_Work required_. Scan the records for the line containing "Read all visible content and emit it as JSON."; extract it and all later lines, verbatim, through the end, and nothing before it.

########################################

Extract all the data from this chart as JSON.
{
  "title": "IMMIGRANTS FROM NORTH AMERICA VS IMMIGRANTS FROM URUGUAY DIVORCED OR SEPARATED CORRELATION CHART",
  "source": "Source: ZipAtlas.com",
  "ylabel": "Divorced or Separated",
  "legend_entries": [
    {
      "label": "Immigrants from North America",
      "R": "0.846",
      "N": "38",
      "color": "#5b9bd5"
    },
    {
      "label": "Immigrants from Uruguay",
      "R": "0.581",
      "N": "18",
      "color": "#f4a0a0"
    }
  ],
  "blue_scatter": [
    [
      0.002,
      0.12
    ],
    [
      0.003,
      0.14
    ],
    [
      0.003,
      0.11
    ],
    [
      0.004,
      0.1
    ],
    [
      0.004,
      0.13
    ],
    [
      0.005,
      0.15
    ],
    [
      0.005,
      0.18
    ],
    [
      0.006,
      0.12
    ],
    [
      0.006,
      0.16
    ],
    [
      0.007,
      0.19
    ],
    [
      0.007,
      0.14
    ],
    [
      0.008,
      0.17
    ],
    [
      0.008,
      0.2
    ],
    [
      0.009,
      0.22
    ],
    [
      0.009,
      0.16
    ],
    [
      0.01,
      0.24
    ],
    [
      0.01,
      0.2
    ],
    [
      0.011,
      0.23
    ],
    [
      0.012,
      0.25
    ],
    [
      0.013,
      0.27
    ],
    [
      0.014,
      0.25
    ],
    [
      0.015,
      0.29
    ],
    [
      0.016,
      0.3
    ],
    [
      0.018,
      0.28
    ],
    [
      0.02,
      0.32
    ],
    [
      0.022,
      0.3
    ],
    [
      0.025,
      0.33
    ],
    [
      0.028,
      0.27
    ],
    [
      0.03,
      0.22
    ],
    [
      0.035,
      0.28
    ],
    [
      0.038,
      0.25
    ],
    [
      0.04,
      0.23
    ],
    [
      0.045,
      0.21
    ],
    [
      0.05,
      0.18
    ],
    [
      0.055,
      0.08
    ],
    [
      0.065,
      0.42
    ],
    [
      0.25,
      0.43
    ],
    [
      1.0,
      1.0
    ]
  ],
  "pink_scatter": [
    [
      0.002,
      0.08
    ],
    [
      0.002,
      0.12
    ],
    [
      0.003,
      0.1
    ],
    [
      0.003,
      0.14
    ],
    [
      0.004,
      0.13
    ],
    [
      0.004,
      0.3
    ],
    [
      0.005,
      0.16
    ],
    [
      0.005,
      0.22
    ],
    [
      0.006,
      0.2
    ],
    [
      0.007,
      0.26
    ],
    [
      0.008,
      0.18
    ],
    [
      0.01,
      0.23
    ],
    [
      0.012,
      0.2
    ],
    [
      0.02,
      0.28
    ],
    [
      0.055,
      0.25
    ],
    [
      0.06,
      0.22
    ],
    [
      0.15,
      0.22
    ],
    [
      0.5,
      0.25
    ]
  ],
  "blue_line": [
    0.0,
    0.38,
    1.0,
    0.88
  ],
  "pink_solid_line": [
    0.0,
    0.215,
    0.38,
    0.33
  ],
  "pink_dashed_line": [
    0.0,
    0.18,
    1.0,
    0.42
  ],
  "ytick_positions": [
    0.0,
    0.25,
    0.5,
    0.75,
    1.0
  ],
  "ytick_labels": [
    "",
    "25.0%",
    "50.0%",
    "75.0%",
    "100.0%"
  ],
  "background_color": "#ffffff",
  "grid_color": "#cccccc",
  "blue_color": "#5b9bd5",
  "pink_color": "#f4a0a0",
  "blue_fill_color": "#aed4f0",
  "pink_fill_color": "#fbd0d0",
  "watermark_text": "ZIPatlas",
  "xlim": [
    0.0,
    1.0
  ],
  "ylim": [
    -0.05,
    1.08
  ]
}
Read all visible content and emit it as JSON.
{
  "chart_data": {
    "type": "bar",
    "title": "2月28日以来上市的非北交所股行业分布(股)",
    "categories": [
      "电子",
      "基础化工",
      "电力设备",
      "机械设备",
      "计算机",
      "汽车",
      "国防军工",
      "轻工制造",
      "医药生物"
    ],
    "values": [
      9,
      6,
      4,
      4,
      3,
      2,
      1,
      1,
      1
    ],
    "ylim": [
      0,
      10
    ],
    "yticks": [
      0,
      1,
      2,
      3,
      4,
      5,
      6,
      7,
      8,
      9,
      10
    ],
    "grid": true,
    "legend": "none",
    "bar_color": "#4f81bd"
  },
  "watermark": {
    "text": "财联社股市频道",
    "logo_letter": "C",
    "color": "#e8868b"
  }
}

########################################

_Answer below_.
Read all visible content and emit it as JSON.
{
  "chart_data": {
    "type": "bar",
    "title": "2月28日以来上市的非北交所股行业分布(股)",
    "categories": [
      "电子",
      "基础化工",
      "电力设备",
      "机械设备",
      "计算机",
      "汽车",
      "国防军工",
      "轻工制造",
      "医药生物"
    ],
    "values": [
      9,
      6,
      4,
      4,
      3,
      2,
      1,
      1,
      1
    ],
    "ylim": [
      0,
      10
    ],
    "yticks": [
      0,
      1,
      2,
      3,
      4,
      5,
      6,
      7,
      8,
      9,
      10
    ],
    "grid": true,
    "legend": "none",
    "bar_color": "#4f81bd"
  },
  "watermark": {
    "text": "财联社股市频道",
    "logo_letter": "C",
    "color": "#e8868b"
  }
}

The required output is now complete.